== ITEMS ==

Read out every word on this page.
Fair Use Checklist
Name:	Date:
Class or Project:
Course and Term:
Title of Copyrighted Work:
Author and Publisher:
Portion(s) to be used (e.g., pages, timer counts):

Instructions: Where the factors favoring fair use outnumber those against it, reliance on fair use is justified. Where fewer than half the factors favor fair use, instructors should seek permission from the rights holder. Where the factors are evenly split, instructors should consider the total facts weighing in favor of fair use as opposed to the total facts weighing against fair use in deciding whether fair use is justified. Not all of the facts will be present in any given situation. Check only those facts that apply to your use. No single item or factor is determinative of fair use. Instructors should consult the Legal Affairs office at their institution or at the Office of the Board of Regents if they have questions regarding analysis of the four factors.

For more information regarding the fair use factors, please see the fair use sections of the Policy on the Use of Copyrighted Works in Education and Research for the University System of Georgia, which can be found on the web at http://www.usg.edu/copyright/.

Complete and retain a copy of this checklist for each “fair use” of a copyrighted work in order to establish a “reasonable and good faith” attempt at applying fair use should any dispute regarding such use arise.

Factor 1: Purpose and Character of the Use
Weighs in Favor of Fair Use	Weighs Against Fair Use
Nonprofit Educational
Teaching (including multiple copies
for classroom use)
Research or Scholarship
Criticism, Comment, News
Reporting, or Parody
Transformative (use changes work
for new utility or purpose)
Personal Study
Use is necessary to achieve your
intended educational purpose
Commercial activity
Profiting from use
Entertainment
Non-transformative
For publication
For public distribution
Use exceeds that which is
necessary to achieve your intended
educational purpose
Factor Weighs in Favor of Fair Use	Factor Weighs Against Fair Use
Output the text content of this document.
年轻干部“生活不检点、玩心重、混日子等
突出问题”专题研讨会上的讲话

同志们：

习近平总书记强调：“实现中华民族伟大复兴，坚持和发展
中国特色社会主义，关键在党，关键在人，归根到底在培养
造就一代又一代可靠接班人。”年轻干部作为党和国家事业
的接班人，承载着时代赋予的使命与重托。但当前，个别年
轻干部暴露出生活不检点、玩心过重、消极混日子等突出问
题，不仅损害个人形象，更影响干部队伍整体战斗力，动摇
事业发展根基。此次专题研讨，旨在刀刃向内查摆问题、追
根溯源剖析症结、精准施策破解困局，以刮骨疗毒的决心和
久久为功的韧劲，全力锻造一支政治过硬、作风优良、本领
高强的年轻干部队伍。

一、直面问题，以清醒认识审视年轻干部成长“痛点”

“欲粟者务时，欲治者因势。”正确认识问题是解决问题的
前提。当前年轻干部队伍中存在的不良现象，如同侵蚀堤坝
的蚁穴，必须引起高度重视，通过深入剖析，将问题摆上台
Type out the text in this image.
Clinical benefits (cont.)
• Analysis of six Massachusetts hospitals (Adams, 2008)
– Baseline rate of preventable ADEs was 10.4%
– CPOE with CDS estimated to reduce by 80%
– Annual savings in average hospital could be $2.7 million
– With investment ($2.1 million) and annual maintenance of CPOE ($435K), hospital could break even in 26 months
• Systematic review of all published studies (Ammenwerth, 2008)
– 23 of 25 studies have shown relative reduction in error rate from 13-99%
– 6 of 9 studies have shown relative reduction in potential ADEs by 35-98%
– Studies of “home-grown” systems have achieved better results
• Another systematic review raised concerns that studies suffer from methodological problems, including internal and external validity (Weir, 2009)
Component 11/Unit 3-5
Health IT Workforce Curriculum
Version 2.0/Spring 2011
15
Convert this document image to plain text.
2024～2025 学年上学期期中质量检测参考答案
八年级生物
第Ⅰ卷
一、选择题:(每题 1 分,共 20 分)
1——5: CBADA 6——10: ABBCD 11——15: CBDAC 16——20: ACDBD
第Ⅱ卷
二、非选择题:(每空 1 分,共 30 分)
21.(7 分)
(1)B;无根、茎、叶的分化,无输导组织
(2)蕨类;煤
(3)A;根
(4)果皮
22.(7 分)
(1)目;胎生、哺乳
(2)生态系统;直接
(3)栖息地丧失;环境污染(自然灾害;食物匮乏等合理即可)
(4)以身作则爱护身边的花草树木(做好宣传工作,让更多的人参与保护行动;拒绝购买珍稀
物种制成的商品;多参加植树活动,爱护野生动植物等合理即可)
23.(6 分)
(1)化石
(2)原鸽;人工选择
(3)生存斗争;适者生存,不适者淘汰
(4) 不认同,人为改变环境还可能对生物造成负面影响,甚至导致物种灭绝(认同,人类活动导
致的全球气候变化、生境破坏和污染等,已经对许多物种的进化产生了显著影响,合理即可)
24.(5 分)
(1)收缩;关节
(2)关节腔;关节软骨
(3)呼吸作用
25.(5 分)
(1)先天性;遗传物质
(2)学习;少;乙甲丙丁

===

Which lines contain "rate"? Copy each of them out.

– Baseline rate of preventable ADEs was 10.4%
– 23 of 25 studies have shown relative reduction in error rate from 13-99%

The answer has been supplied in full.